## Directions
Reproduce the listing below in its entirety. Change nothing.

## Data to use
** Start **
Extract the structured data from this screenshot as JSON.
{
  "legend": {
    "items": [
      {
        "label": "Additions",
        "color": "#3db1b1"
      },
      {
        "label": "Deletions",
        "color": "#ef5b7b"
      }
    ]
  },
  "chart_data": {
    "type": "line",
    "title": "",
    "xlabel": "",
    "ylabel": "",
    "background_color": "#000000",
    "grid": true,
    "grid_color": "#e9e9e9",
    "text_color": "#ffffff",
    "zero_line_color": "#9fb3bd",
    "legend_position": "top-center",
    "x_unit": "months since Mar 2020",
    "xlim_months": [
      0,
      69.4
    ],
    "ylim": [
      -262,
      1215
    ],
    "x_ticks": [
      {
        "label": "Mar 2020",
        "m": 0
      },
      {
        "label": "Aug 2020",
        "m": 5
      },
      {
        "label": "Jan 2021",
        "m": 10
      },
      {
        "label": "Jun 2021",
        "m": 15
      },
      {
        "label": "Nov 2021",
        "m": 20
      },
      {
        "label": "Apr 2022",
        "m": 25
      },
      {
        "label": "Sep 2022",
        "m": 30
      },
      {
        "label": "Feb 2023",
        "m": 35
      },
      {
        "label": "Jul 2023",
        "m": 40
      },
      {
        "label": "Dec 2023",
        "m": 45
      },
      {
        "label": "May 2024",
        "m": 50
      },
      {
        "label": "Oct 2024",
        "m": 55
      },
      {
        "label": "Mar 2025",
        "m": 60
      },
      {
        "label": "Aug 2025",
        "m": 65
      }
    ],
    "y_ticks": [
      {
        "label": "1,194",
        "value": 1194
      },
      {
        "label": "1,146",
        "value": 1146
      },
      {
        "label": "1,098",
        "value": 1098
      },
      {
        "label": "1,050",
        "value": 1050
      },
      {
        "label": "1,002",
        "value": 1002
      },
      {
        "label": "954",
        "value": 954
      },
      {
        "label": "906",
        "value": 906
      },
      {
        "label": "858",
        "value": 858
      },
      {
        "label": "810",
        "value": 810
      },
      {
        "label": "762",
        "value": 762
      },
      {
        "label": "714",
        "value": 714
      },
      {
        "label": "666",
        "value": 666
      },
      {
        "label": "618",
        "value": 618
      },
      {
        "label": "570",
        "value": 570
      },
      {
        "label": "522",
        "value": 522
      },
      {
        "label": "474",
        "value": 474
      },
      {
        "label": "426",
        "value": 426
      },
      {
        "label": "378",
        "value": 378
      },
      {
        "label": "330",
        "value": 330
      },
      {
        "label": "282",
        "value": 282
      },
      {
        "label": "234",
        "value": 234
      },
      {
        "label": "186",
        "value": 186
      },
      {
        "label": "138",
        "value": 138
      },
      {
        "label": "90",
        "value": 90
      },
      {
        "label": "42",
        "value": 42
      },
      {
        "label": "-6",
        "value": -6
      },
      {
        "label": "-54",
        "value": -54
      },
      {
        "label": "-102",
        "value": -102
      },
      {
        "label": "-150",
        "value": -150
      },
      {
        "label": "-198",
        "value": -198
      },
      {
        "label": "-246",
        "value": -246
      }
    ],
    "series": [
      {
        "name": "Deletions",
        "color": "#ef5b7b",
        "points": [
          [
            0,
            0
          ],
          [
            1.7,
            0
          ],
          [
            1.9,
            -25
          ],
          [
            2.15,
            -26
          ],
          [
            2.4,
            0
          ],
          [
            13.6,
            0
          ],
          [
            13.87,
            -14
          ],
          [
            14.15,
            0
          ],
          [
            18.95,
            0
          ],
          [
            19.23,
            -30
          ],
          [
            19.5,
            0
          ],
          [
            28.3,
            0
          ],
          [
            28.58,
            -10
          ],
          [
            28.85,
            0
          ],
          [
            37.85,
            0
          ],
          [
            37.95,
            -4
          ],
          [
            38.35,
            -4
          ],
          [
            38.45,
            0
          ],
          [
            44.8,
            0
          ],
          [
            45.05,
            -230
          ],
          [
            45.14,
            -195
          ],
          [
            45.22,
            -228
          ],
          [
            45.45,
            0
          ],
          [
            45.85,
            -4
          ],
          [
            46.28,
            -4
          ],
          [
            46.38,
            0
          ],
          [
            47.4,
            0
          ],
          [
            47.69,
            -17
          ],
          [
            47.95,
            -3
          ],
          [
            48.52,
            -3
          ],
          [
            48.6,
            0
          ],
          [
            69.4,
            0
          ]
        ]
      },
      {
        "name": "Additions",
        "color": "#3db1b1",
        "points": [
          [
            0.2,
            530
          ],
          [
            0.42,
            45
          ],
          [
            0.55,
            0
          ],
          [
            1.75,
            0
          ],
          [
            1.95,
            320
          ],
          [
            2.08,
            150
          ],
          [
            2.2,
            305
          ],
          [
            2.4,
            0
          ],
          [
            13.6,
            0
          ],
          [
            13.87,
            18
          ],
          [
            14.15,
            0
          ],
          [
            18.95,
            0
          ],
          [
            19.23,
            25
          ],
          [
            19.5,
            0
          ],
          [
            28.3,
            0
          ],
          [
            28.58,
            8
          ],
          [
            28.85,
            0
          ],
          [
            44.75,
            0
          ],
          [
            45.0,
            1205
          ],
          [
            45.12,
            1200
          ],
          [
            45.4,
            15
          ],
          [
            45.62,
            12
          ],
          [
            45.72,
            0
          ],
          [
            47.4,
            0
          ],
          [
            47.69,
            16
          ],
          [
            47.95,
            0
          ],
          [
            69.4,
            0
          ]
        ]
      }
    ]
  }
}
** End **
## In response
Extract the structured data from this screenshot as JSON.
{
  "legend": {
    "items": [
      {
        "label": "Additions",
        "color": "#3db1b1"
      },
      {
        "label": "Deletions",
        "color": "#ef5b7b"
      }
    ]
  },
  "chart_data": {
    "type": "line",
    "title": "",
    "xlabel": "",
    "ylabel": "",
    "background_color": "#000000",
    "grid": true,
    "grid_color": "#e9e9e9",
    "text_color": "#ffffff",
    "zero_line_color": "#9fb3bd",
    "legend_position": "top-center",
    "x_unit": "months since Mar 2020",
    "xlim_months": [
      0,
      69.4
    ],
    "ylim": [
      -262,
      1215
    ],
    "x_ticks": [
      {
        "label": "Mar 2020",
        "m": 0
      },
      {
        "label": "Aug 2020",
        "m": 5
      },
      {
        "label": "Jan 2021",
        "m": 10
      },
      {
        "label": "Jun 2021",
        "m": 15
      },
      {
        "label": "Nov 2021",
        "m": 20
      },
      {
        "label": "Apr 2022",
        "m": 25
      },
      {
        "label": "Sep 2022",
        "m": 30
      },
      {
        "label": "Feb 2023",
        "m": 35
      },
      {
        "label": "Jul 2023",
        "m": 40
      },
      {
        "label": "Dec 2023",
        "m": 45
      },
      {
        "label": "May 2024",
        "m": 50
      },
      {
        "label": "Oct 2024",
        "m": 55
      },
      {
        "label": "Mar 2025",
        "m": 60
      },
      {
        "label": "Aug 2025",
        "m": 65
      }
    ],
    "y_ticks": [
      {
        "label": "1,194",
        "value": 1194
      },
      {
        "label": "1,146",
        "value": 1146
      },
      {
        "label": "1,098",
        "value": 1098
      },
      {
        "label": "1,050",
        "value": 1050
      },
      {
        "label": "1,002",
        "value": 1002
      },
      {
        "label": "954",
        "value": 954
      },
      {
        "label": "906",
        "value": 906
      },
      {
        "label": "858",
        "value": 858
      },
      {
        "label": "810",
        "value": 810
      },
      {
        "label": "762",
        "value": 762
      },
      {
        "label": "714",
        "value": 714
      },
      {
        "label": "666",
        "value": 666
      },
      {
        "label": "618",
        "value": 618
      },
      {
        "label": "570",
        "value": 570
      },
      {
        "label": "522",
        "value": 522
      },
      {
        "label": "474",
        "value": 474
      },
      {
        "label": "426",
        "value": 426
      },
      {
        "label": "378",
        "value": 378
      },
      {
        "label": "330",
        "value": 330
      },
      {
        "label": "282",
        "value": 282
      },
      {
        "label": "234",
        "value": 234
      },
      {
        "label": "186",
        "value": 186
      },
      {
        "label": "138",
        "value": 138
      },
      {
        "label": "90",
        "value": 90
      },
      {
        "label": "42",
        "value": 42
      },
      {
        "label": "-6",
        "value": -6
      },
      {
        "label": "-54",
        "value": -54
      },
      {
        "label": "-102",
        "value": -102
      },
      {
        "label": "-150",
        "value": -150
      },
      {
        "label": "-198",
        "value": -198
      },
      {
        "label": "-246",
        "value": -246
      }
    ],
    "series": [
      {
        "name": "Deletions",
        "color": "#ef5b7b",
        "points": [
          [
            0,
            0
          ],
          [
            1.7,
            0
          ],
          [
            1.9,
            -25
          ],
          [
            2.15,
            -26
          ],
          [
            2.4,
            0
          ],
          [
            13.6,
            0
          ],
          [
            13.87,
            -14
          ],
          [
            14.15,
            0
          ],
          [
            18.95,
            0
          ],
          [
            19.23,
            -30
          ],
          [
            19.5,
            0
          ],
          [
            28.3,
            0
          ],
          [
            28.58,
            -10
          ],
          [
            28.85,
            0
          ],
          [
            37.85,
            0
          ],
          [
            37.95,
            -4
          ],
          [
            38.35,
            -4
          ],
          [
            38.45,
            0
          ],
          [
            44.8,
            0
          ],
          [
            45.05,
            -230
          ],
          [
            45.14,
            -195
          ],
          [
            45.22,
            -228
          ],
          [
            45.45,
            0
          ],
          [
            45.85,
            -4
          ],
          [
            46.28,
            -4
          ],
          [
            46.38,
            0
          ],
          [
            47.4,
            0
          ],
          [
            47.69,
            -17
          ],
          [
            47.95,
            -3
          ],
          [
            48.52,
            -3
          ],
          [
            48.6,
            0
          ],
          [
            69.4,
            0
          ]
        ]
      },
      {
        "name": "Additions",
        "color": "#3db1b1",
        "points": [
          [
            0.2,
            530
          ],
          [
            0.42,
            45
          ],
          [
            0.55,
            0
          ],
          [
            1.75,
            0
          ],
          [
            1.95,
            320
          ],
          [
            2.08,
            150
          ],
          [
            2.2,
            305
          ],
          [
            2.4,
            0
          ],
          [
            13.6,
            0
          ],
          [
            13.87,
            18
          ],
          [
            14.15,
            0
          ],
          [
            18.95,
            0
          ],
          [
            19.23,
            25
          ],
          [
            19.5,
            0
          ],
          [
            28.3,
            0
          ],
          [
            28.58,
            8
          ],
          [
            28.85,
            0
          ],
          [
            44.75,
            0
          ],
          [
            45.0,
            1205
          ],
          [
            45.12,
            1200
          ],
          [
            45.4,
            15
          ],
          [
            45.62,
            12
          ],
          [
            45.72,
            0
          ],
          [
            47.4,
            0
          ],
          [
            47.69,
            16
          ],
          [
            47.95,
            0
          ],
          [
            69.4,
            0
          ]
        ]
      }
    ]
  }
}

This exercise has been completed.